Given request:
Please restate the following records word for word.

Extracted data entries:
┌────────

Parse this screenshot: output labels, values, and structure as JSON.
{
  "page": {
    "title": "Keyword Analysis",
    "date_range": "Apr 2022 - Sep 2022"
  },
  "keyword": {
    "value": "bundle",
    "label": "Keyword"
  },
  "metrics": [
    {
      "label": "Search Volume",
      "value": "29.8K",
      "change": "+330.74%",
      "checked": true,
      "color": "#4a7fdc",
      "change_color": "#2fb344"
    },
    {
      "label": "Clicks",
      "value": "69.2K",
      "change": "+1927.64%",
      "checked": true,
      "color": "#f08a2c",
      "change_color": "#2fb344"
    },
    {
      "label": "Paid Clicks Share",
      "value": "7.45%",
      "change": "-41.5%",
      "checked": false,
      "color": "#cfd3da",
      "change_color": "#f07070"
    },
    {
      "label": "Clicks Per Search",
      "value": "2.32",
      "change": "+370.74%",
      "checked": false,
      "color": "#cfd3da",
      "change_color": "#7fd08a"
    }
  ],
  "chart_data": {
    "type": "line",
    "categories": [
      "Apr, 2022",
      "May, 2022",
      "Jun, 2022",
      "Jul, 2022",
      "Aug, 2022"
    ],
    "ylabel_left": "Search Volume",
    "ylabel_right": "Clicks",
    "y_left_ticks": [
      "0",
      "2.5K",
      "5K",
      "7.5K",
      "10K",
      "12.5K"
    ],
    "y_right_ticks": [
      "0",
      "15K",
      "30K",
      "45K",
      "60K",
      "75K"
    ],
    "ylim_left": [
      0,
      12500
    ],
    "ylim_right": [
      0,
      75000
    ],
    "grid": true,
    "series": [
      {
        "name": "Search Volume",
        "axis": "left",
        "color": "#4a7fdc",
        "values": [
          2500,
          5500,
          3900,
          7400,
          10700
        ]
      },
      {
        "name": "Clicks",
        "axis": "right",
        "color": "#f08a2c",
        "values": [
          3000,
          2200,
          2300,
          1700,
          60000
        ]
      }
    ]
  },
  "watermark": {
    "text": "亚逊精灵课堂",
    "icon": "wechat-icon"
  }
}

└────────

Expected output:
Parse this screenshot: output labels, values, and structure as JSON.
{
  "page": {
    "title": "Keyword Analysis",
    "date_range": "Apr 2022 - Sep 2022"
  },
  "keyword": {
    "value": "bundle",
    "label": "Keyword"
  },
  "metrics": [
    {
      "label": "Search Volume",
      "value": "29.8K",
      "change": "+330.74%",
      "checked": true,
      "color": "#4a7fdc",
      "change_color": "#2fb344"
    },
    {
      "label": "Clicks",
      "value": "69.2K",
      "change": "+1927.64%",
      "checked": true,
      "color": "#f08a2c",
      "change_color": "#2fb344"
    },
    {
      "label": "Paid Clicks Share",
      "value": "7.45%",
      "change": "-41.5%",
      "checked": false,
      "color": "#cfd3da",
      "change_color": "#f07070"
    },
    {
      "label": "Clicks Per Search",
      "value": "2.32",
      "change": "+370.74%",
      "checked": false,
      "color": "#cfd3da",
      "change_color": "#7fd08a"
    }
  ],
  "chart_data": {
    "type": "line",
    "categories": [
      "Apr, 2022",
      "May, 2022",
      "Jun, 2022",
      "Jul, 2022",
      "Aug, 2022"
    ],
    "ylabel_left": "Search Volume",
    "ylabel_right": "Clicks",
    "y_left_ticks": [
      "0",
      "2.5K",
      "5K",
      "7.5K",
      "10K",
      "12.5K"
    ],
    "y_right_ticks": [
      "0",
      "15K",
      "30K",
      "45K",
      "60K",
      "75K"
    ],
    "ylim_left": [
      0,
      12500
    ],
    "ylim_right": [
      0,
      75000
    ],
    "grid": true,
    "series": [
      {
        "name": "Search Volume",
        "axis": "left",
        "color": "#4a7fdc",
        "values": [
          2500,
          5500,
          3900,
          7400,
          10700
        ]
      },
      {
        "name": "Clicks",
        "axis": "right",
        "color": "#f08a2c",
        "values": [
          3000,
          2200,
          2300,
          1700,
          60000
        ]
      }
    ]
  },
  "watermark": {
    "text": "亚逊精灵课堂",
    "icon": "wechat-icon"
  }
}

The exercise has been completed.